[begin Data supplied]

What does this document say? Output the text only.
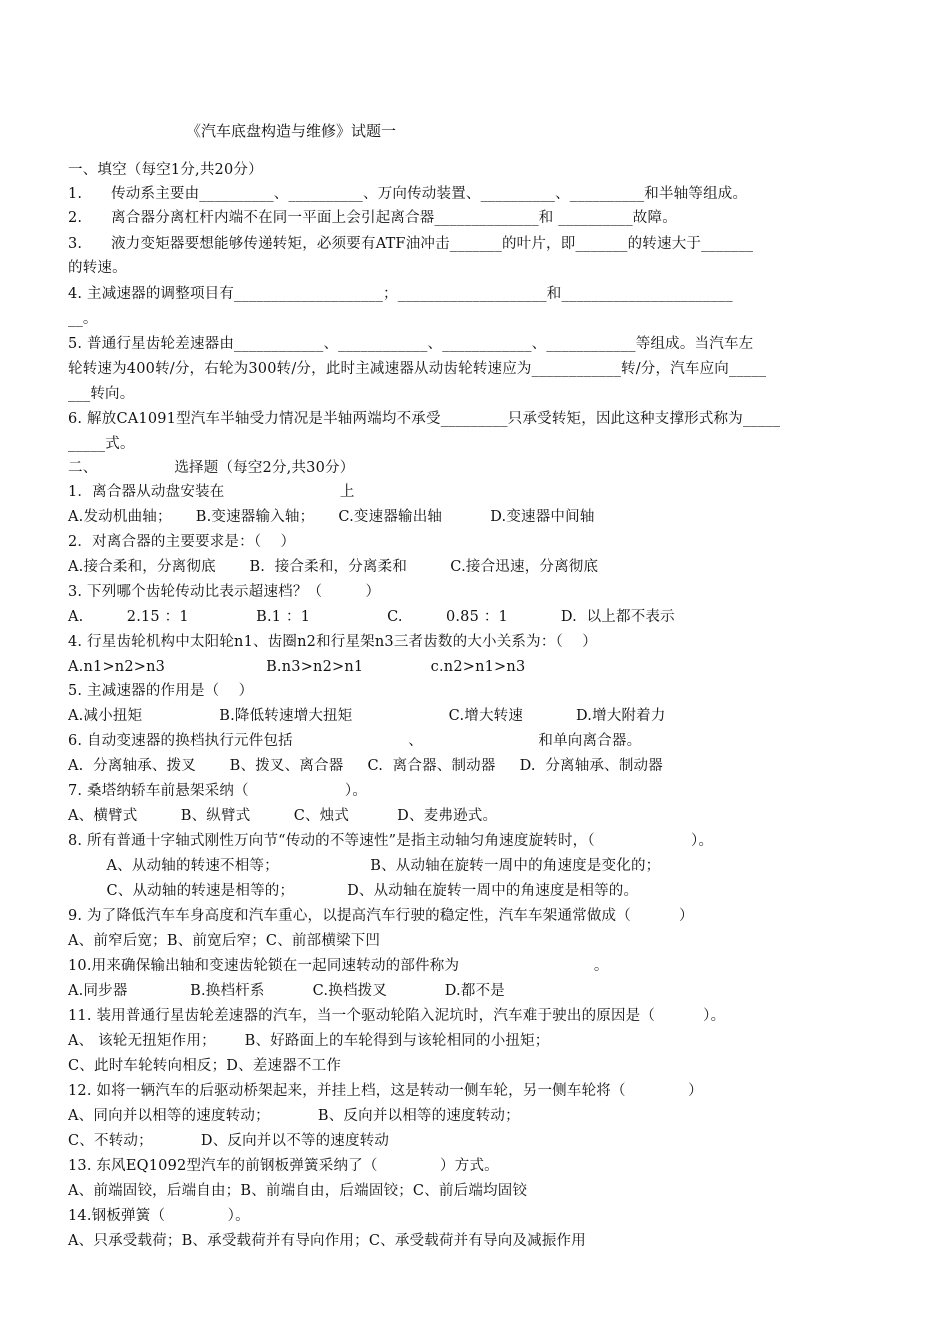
《汽车底盘构造与维修》试题一
一、填空（每空1分,共20分）
1.      传动系主要由__________、__________、万向传动装置、__________、__________和半轴等组成。
2.      离合器分离杠杆内端不在同一平面上会引起离合器______________和 __________故障。
3.      液力变矩器要想能够传递转矩，必须要有ATF油冲击_______的叶片，即_______的转速大于_______
的转速。
4. 主减速器的调整项目有____________________；____________________和_______________________
__。
5. 普通行星齿轮差速器由____________、____________、____________、____________等组成。当汽车左
轮转速为400转/分，右轮为300转/分，此时主减速器从动齿轮转速应为____________转/分，汽车应向_____
___转向。
6. 解放CA1091型汽车半轴受力情况是半轴两端均不承受_________只承受转矩，因此这种支撑形式称为_____
_____式。
二、                选择题（每空2分,共30分）
1．离合器从动盘安装在                        上
A.发动机曲轴；     B.变速器输入轴；     C.变速器输出轴          D.变速器中间轴
2．对离合器的主要要求是：（    ）
A.接合柔和，分离彻底       B.  接合柔和，分离柔和         C.接合迅速，分离彻底
3. 下列哪个齿轮传动比表示超速档？（         ）
A.         2.15 ：1              B.1 ：1                C.         0.85 ：1           D.  以上都不表示
4. 行星齿轮机构中太阳轮n1、齿圈n2和行星架n3三者齿数的大小关系为：（    ）
A.n1>n2>n3                     B.n3>n2>n1              c.n2>n1>n3
5. 主减速器的作用是（    ）
A.减小扭矩                B.降低转速增大扭矩                    C.增大转速           D.增大附着力
6. 自动变速器的换档执行元件包括                        、                        和单向离合器。
A.  分离轴承、拨叉       B、拨叉、离合器     C.  离合器、制动器     D.  分离轴承、制动器
7. 桑塔纳轿车前悬架采纳（                    ）。
A、横臂式         B、纵臂式         C、烛式          D、麦弗逊式。
8. 所有普通十字轴式刚性万向节“传动的不等速性”是指主动轴匀角速度旋转时，（                    ）。
A、从动轴的转速不相等；                   B、从动轴在旋转一周中的角速度是变化的；
C、从动轴的转速是相等的；           D、从动轴在旋转一周中的角速度是相等的。
9. 为了降低汽车车身高度和汽车重心，以提高汽车行驶的稳定性，汽车车架通常做成（          ）
A、前窄后宽；B、前宽后窄；C、前部横梁下凹
10.用来确保输出轴和变速齿轮锁在一起同速转动的部件称为                            。
A.同步器             B.换档杆系          C.换档拨叉            D.都不是
11. 装用普通行星齿轮差速器的汽车，当一个驱动轮陷入泥坑时，汽车难于驶出的原因是（          ）。
A、 该轮无扭矩作用；      B、好路面上的车轮得到与该轮相同的小扭矩；
C、此时车轮转向相反；D、差速器不工作
12. 如将一辆汽车的后驱动桥架起来，并挂上档，这是转动一侧车轮，另一侧车轮将（             ）
A、同向并以相等的速度转动；          B、反向并以相等的速度转动；
C、不转动；          D、反向并以不等的速度转动
13. 东风EQ1092型汽车的前钢板弹簧采纳了（             ）方式。
A、前端固铰，后端自由；B、前端自由，后端固铰；C、前后端均固铰
14.钢板弹簧（             ）。
A、只承受载荷；B、承受载荷并有导向作用；C、承受载荷并有导向及减振作用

[end Data supplied]

→ Problem description
Restate the entire listing word for word, excluding pictures.

→ Result of this task
What does this document say? Output the text only.
《汽车底盘构造与维修》试题一
一、填空（每空1分,共20分）
1.      传动系主要由__________、__________、万向传动装置、__________、__________和半轴等组成。
2.      离合器分离杠杆内端不在同一平面上会引起离合器______________和 __________故障。
3.      液力变矩器要想能够传递转矩，必须要有ATF油冲击_______的叶片，即_______的转速大于_______
的转速。
4. 主减速器的调整项目有____________________；____________________和_______________________
__。
5. 普通行星齿轮差速器由____________、____________、____________、____________等组成。当汽车左
轮转速为400转/分，右轮为300转/分，此时主减速器从动齿轮转速应为____________转/分，汽车应向_____
___转向。
6. 解放CA1091型汽车半轴受力情况是半轴两端均不承受_________只承受转矩，因此这种支撑形式称为_____
_____式。
二、                选择题（每空2分,共30分）
1．离合器从动盘安装在                        上
A.发动机曲轴；     B.变速器输入轴；     C.变速器输出轴          D.变速器中间轴
2．对离合器的主要要求是：（    ）
A.接合柔和，分离彻底       B.  接合柔和，分离柔和         C.接合迅速，分离彻底
3. 下列哪个齿轮传动比表示超速档？（         ）
A.         2.15 ：1              B.1 ：1                C.         0.85 ：1           D.  以上都不表示
4. 行星齿轮机构中太阳轮n1、齿圈n2和行星架n3三者齿数的大小关系为：（    ）
A.n1>n2>n3                     B.n3>n2>n1              c.n2>n1>n3
5. 主减速器的作用是（    ）
A.减小扭矩                B.降低转速增大扭矩                    C.增大转速           D.增大附着力
6. 自动变速器的换档执行元件包括                        、                        和单向离合器。
A.  分离轴承、拨叉       B、拨叉、离合器     C.  离合器、制动器     D.  分离轴承、制动器
7. 桑塔纳轿车前悬架采纳（                    ）。
A、横臂式         B、纵臂式         C、烛式          D、麦弗逊式。
8. 所有普通十字轴式刚性万向节“传动的不等速性”是指主动轴匀角速度旋转时，（                    ）。
A、从动轴的转速不相等；                   B、从动轴在旋转一周中的角速度是变化的；
C、从动轴的转速是相等的；           D、从动轴在旋转一周中的角速度是相等的。
9. 为了降低汽车车身高度和汽车重心，以提高汽车行驶的稳定性，汽车车架通常做成（          ）
A、前窄后宽；B、前宽后窄；C、前部横梁下凹
10.用来确保输出轴和变速齿轮锁在一起同速转动的部件称为                            。
A.同步器             B.换档杆系          C.换档拨叉            D.都不是
11. 装用普通行星齿轮差速器的汽车，当一个驱动轮陷入泥坑时，汽车难于驶出的原因是（          ）。
A、 该轮无扭矩作用；      B、好路面上的车轮得到与该轮相同的小扭矩；
C、此时车轮转向相反；D、差速器不工作
12. 如将一辆汽车的后驱动桥架起来，并挂上档，这是转动一侧车轮，另一侧车轮将（             ）
A、同向并以相等的速度转动；          B、反向并以相等的速度转动；
C、不转动；          D、反向并以不等的速度转动
13. 东风EQ1092型汽车的前钢板弹簧采纳了（             ）方式。
A、前端固铰，后端自由；B、前端自由，后端固铰；C、前后端均固铰
14.钢板弹簧（             ）。
A、只承受载荷；B、承受载荷并有导向作用；C、承受载荷并有导向及减振作用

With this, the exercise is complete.